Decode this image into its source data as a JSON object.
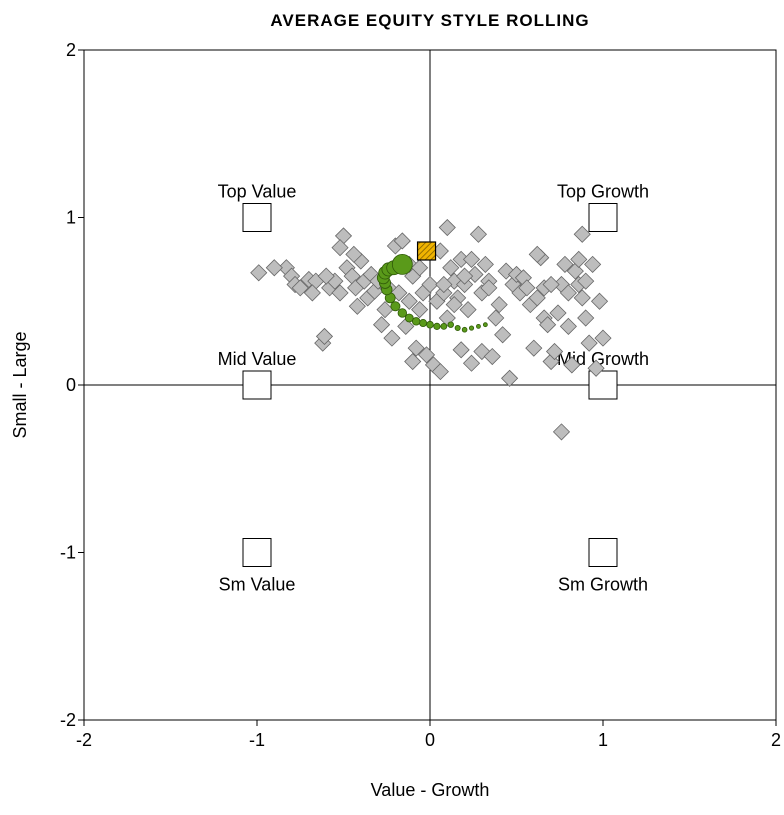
{
  "chart_data": {
    "type": "scatter",
    "title": "AVERAGE EQUITY STYLE ROLLING",
    "x_label": "Value - Growth",
    "y_label": "Small - Large",
    "xlim": [
      -2,
      2
    ],
    "ylim": [
      -2,
      2
    ],
    "xticks": [
      -2,
      -1,
      0,
      1,
      2
    ],
    "yticks": [
      -2,
      -1,
      0,
      1,
      2
    ],
    "style_boxes": [
      {
        "label": "Top Value",
        "x": -1,
        "y": 1
      },
      {
        "label": "Top Growth",
        "x": 1,
        "y": 1
      },
      {
        "label": "Mid Value",
        "x": -1,
        "y": 0
      },
      {
        "label": "Mid Growth",
        "x": 1,
        "y": 0
      },
      {
        "label": "Sm Value",
        "x": -1,
        "y": -1
      },
      {
        "label": "Sm Growth",
        "x": 1,
        "y": -1
      }
    ],
    "series": [
      {
        "marker": "diamond",
        "color": "#bdbdbd",
        "x": [
          -0.99,
          -0.83,
          -0.8,
          -0.78,
          -0.75,
          -0.7,
          -0.66,
          -0.62,
          -0.61,
          -0.58,
          -0.55,
          -0.52,
          -0.5,
          -0.52,
          -0.48,
          -0.45,
          -0.43,
          -0.42,
          -0.4,
          -0.38,
          -0.36,
          -0.34,
          -0.32,
          -0.3,
          -0.28,
          -0.26,
          -0.24,
          -0.22,
          -0.2,
          -0.18,
          -0.16,
          -0.14,
          -0.12,
          -0.1,
          -0.1,
          -0.08,
          -0.06,
          -0.04,
          -0.02,
          0.0,
          0.02,
          0.04,
          0.06,
          0.06,
          0.08,
          0.1,
          0.1,
          0.12,
          0.14,
          0.16,
          0.18,
          0.18,
          0.2,
          0.22,
          0.24,
          0.26,
          0.28,
          0.3,
          0.3,
          0.32,
          0.34,
          0.36,
          0.38,
          0.4,
          0.42,
          0.44,
          0.46,
          0.48,
          0.5,
          0.52,
          0.54,
          0.56,
          0.58,
          0.6,
          0.62,
          0.64,
          0.66,
          0.66,
          0.68,
          0.7,
          0.72,
          0.74,
          0.76,
          0.76,
          0.78,
          0.8,
          0.8,
          0.82,
          0.84,
          0.86,
          0.88,
          0.88,
          0.9,
          0.9,
          0.92,
          0.94,
          0.96,
          0.98,
          1.0,
          0.86,
          -0.9,
          -0.68,
          -0.6,
          -0.44,
          0.2,
          0.24,
          -0.12,
          0.34,
          0.14,
          0.08,
          -0.06,
          0.62,
          0.7
        ],
        "values": [
          0.67,
          0.7,
          0.65,
          0.6,
          0.58,
          0.63,
          0.62,
          0.25,
          0.29,
          0.58,
          0.62,
          0.55,
          0.89,
          0.82,
          0.7,
          0.65,
          0.58,
          0.47,
          0.74,
          0.62,
          0.52,
          0.66,
          0.56,
          0.62,
          0.36,
          0.45,
          0.58,
          0.28,
          0.83,
          0.55,
          0.86,
          0.35,
          0.5,
          0.65,
          0.14,
          0.22,
          0.45,
          0.55,
          0.18,
          0.6,
          0.12,
          0.5,
          0.8,
          0.08,
          0.55,
          0.94,
          0.4,
          0.7,
          0.62,
          0.52,
          0.21,
          0.75,
          0.6,
          0.45,
          0.13,
          0.66,
          0.9,
          0.55,
          0.2,
          0.72,
          0.62,
          0.17,
          0.4,
          0.48,
          0.3,
          0.68,
          0.04,
          0.6,
          0.66,
          0.55,
          0.64,
          0.58,
          0.48,
          0.22,
          0.52,
          0.76,
          0.4,
          0.58,
          0.36,
          0.14,
          0.2,
          0.43,
          -0.28,
          0.6,
          0.72,
          0.35,
          0.55,
          0.12,
          0.68,
          0.6,
          0.9,
          0.52,
          0.4,
          0.62,
          0.25,
          0.72,
          0.1,
          0.5,
          0.28,
          0.75,
          0.7,
          0.55,
          0.65,
          0.78,
          0.65,
          0.75,
          0.72,
          0.58,
          0.48,
          0.6,
          0.7,
          0.78,
          0.6
        ]
      },
      {
        "marker": "circle",
        "color": "#5a9a1a",
        "x": [
          0.32,
          0.28,
          0.24,
          0.2,
          0.16,
          0.12,
          0.08,
          0.04,
          0.0,
          -0.04,
          -0.08,
          -0.12,
          -0.16,
          -0.2,
          -0.23,
          -0.25,
          -0.26,
          -0.27,
          -0.26,
          -0.24,
          -0.21,
          -0.16
        ],
        "values": [
          0.36,
          0.35,
          0.34,
          0.33,
          0.34,
          0.36,
          0.35,
          0.35,
          0.36,
          0.37,
          0.38,
          0.4,
          0.43,
          0.47,
          0.52,
          0.57,
          0.61,
          0.64,
          0.67,
          0.69,
          0.7,
          0.72
        ],
        "sizes": [
          2,
          2,
          2.2,
          2.4,
          2.6,
          2.8,
          3,
          3.2,
          3.4,
          3.6,
          3.8,
          4,
          4.3,
          4.6,
          5,
          5.3,
          5.6,
          6,
          6.3,
          6.6,
          7,
          10
        ]
      },
      {
        "marker": "square",
        "color": "#f0b400",
        "x": [
          -0.02
        ],
        "values": [
          0.8
        ]
      }
    ]
  }
}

______________________________

Repeat all of the entries word for word, but omit the pictures.

Decode this image into its source data as a JSON object.
{
  "chart_data": {
    "type": "scatter",
    "title": "AVERAGE EQUITY STYLE ROLLING",
    "x_label": "Value - Growth",
    "y_label": "Small - Large",
    "xlim": [
      -2,
      2
    ],
    "ylim": [
      -2,
      2
    ],
    "xticks": [
      -2,
      -1,
      0,
      1,
      2
    ],
    "yticks": [
      -2,
      -1,
      0,
      1,
      2
    ],
    "style_boxes": [
      {
        "label": "Top Value",
        "x": -1,
        "y": 1
      },
      {
        "label": "Top Growth",
        "x": 1,
        "y": 1
      },
      {
        "label": "Mid Value",
        "x": -1,
        "y": 0
      },
      {
        "label": "Mid Growth",
        "x": 1,
        "y": 0
      },
      {
        "label": "Sm Value",
        "x": -1,
        "y": -1
      },
      {
        "label": "Sm Growth",
        "x": 1,
        "y": -1
      }
    ],
    "series": [
      {
        "marker": "diamond",
        "color": "#bdbdbd",
        "x": [
          -0.99,
          -0.83,
          -0.8,
          -0.78,
          -0.75,
          -0.7,
          -0.66,
          -0.62,
          -0.61,
          -0.58,
          -0.55,
          -0.52,
          -0.5,
          -0.52,
          -0.48,
          -0.45,
          -0.43,
          -0.42,
          -0.4,
          -0.38,
          -0.36,
          -0.34,
          -0.32,
          -0.3,
          -0.28,
          -0.26,
          -0.24,
          -0.22,
          -0.2,
          -0.18,
          -0.16,
          -0.14,
          -0.12,
          -0.1,
          -0.1,
          -0.08,
          -0.06,
          -0.04,
          -0.02,
          0.0,
          0.02,
          0.04,
          0.06,
          0.06,
          0.08,
          0.1,
          0.1,
          0.12,
          0.14,
          0.16,
          0.18,
          0.18,
          0.2,
          0.22,
          0.24,
          0.26,
          0.28,
          0.3,
          0.3,
          0.32,
          0.34,
          0.36,
          0.38,
          0.4,
          0.42,
          0.44,
          0.46,
          0.48,
          0.5,
          0.52,
          0.54,
          0.56,
          0.58,
          0.6,
          0.62,
          0.64,
          0.66,
          0.66,
          0.68,
          0.7,
          0.72,
          0.74,
          0.76,
          0.76,
          0.78,
          0.8,
          0.8,
          0.82,
          0.84,
          0.86,
          0.88,
          0.88,
          0.9,
          0.9,
          0.92,
          0.94,
          0.96,
          0.98,
          1.0,
          0.86,
          -0.9,
          -0.68,
          -0.6,
          -0.44,
          0.2,
          0.24,
          -0.12,
          0.34,
          0.14,
          0.08,
          -0.06,
          0.62,
          0.7
        ],
        "values": [
          0.67,
          0.7,
          0.65,
          0.6,
          0.58,
          0.63,
          0.62,
          0.25,
          0.29,
          0.58,
          0.62,
          0.55,
          0.89,
          0.82,
          0.7,
          0.65,
          0.58,
          0.47,
          0.74,
          0.62,
          0.52,
          0.66,
          0.56,
          0.62,
          0.36,
          0.45,
          0.58,
          0.28,
          0.83,
          0.55,
          0.86,
          0.35,
          0.5,
          0.65,
          0.14,
          0.22,
          0.45,
          0.55,
          0.18,
          0.6,
          0.12,
          0.5,
          0.8,
          0.08,
          0.55,
          0.94,
          0.4,
          0.7,
          0.62,
          0.52,
          0.21,
          0.75,
          0.6,
          0.45,
          0.13,
          0.66,
          0.9,
          0.55,
          0.2,
          0.72,
          0.62,
          0.17,
          0.4,
          0.48,
          0.3,
          0.68,
          0.04,
          0.6,
          0.66,
          0.55,
          0.64,
          0.58,
          0.48,
          0.22,
          0.52,
          0.76,
          0.4,
          0.58,
          0.36,
          0.14,
          0.2,
          0.43,
          -0.28,
          0.6,
          0.72,
          0.35,
          0.55,
          0.12,
          0.68,
          0.6,
          0.9,
          0.52,
          0.4,
          0.62,
          0.25,
          0.72,
          0.1,
          0.5,
          0.28,
          0.75,
          0.7,
          0.55,
          0.65,
          0.78,
          0.65,
          0.75,
          0.72,
          0.58,
          0.48,
          0.6,
          0.7,
          0.78,
          0.6
        ]
      },
      {
        "marker": "circle",
        "color": "#5a9a1a",
        "x": [
          0.32,
          0.28,
          0.24,
          0.2,
          0.16,
          0.12,
          0.08,
          0.04,
          0.0,
          -0.04,
          -0.08,
          -0.12,
          -0.16,
          -0.2,
          -0.23,
          -0.25,
          -0.26,
          -0.27,
          -0.26,
          -0.24,
          -0.21,
          -0.16
        ],
        "values": [
          0.36,
          0.35,
          0.34,
          0.33,
          0.34,
          0.36,
          0.35,
          0.35,
          0.36,
          0.37,
          0.38,
          0.4,
          0.43,
          0.47,
          0.52,
          0.57,
          0.61,
          0.64,
          0.67,
          0.69,
          0.7,
          0.72
        ],
        "sizes": [
          2,
          2,
          2.2,
          2.4,
          2.6,
          2.8,
          3,
          3.2,
          3.4,
          3.6,
          3.8,
          4,
          4.3,
          4.6,
          5,
          5.3,
          5.6,
          6,
          6.3,
          6.6,
          7,
          10
        ]
      },
      {
        "marker": "square",
        "color": "#f0b400",
        "x": [
          -0.02
        ],
        "values": [
          0.8
        ]
      }
    ]
  }
}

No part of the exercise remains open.